Excerpt:

Black Narcissus

    Films
    Friday August 1, 2014 @ 9:30 PM


    Free ticket with a $10 K2 minimum

    1947, UK, Michael Powell and Emeric Pressburger, 100 min.
    Starring Deborah Kerr, Sabu, and Jean Simmons.

    Introduced by Michael Powell's widow and three-time Academy Award winning editor Thelma Schoonmaker

    Black Narcissus, Michael Powell and Emeric Pressburger’s gorgeous backlot evocation of the Himalayas returns to CabaretCinema in the context of the series “Movie Medicine”.  It is when one of the nuns running the convent’s clinic makes a good-intentioned yet culturally fatal mistake in treating the illness of an infant, that this melodrama takes on near-Gothic proportions. The director’s widow Thelma Schoonmaker-Powell, herself winner of four Academy Awards for editing of four Martin Scorsese films, will introduce this cinematic masterpiece. Black Narcissus was released only a few months before India achieved independence from Britain in August 1947.

Recorded data:
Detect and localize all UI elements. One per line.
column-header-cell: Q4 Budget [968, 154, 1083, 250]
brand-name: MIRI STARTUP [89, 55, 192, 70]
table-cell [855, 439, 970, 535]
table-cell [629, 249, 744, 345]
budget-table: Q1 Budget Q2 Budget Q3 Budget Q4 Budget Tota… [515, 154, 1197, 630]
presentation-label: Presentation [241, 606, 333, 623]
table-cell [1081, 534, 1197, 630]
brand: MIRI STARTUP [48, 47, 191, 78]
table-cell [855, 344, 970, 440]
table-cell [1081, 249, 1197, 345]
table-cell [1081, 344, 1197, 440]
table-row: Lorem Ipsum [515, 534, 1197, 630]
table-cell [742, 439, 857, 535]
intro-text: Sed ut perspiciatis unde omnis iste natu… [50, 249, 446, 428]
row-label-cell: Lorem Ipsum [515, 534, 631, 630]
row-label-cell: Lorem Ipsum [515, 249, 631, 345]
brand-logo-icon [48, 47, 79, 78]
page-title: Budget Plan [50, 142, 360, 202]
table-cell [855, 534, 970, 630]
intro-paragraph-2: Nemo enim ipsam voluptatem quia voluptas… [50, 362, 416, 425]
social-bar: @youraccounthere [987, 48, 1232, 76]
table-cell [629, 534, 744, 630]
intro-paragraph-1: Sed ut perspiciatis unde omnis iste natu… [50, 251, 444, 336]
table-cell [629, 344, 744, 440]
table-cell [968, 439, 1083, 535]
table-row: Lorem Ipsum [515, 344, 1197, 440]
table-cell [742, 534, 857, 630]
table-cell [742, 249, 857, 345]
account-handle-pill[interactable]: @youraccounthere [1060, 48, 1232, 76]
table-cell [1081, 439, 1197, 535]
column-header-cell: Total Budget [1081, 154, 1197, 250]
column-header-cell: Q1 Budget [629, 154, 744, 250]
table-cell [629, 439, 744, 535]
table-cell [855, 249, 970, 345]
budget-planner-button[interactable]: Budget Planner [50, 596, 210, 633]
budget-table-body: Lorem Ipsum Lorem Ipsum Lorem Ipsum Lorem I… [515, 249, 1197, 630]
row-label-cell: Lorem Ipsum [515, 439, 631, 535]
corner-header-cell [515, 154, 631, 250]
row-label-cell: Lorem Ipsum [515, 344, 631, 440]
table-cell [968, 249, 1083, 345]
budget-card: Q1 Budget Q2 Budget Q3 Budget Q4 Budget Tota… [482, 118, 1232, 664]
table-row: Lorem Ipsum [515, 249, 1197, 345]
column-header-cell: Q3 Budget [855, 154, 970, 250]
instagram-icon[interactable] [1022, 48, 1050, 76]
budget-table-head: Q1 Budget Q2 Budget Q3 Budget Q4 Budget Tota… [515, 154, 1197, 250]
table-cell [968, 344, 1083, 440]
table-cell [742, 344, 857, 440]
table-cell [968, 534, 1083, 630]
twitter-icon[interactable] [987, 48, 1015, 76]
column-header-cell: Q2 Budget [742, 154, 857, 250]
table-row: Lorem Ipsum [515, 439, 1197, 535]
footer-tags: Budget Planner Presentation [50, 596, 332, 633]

What to work on:
Write what comes next in the Black Narcissus screening listing, starting right after its final sentence about India's independence.

Result:
    About the Speaker

    Thelma Schoonmaker has edited all of Martin Scorsese's films since Raging Bull, first working with Scorsese in his debut feature film Who's That Knocking at My Door. At NYU Schoonmaker also met Michael Wadleigh and later edited his influential music festival documentary, Woodstock, which gained her an Academy Award nomination for Best Editing. Her use of superimpositions and freeze frames added to the movie's wide appeal, thus helping to raise the artistry and visibility of documentary filmmaking to a new level.  She is tied for the record for the most Academy Award wins in the category of Best Editing, with three for Raging Bull, The Aviator, and The Departed, and, with four other nominations (Woodstock, Goodfellas, Gangs of New York, and Hugo) is the second most-nominated editor in Academy Awards history. She was married to the British film director Michael Powell until his death in 1990 and along with Martin Scorsese continues to champion his work. She has introduced five Michael Powell films at CabaretCinema, as well as Scorsese’s Kundun, which she edited.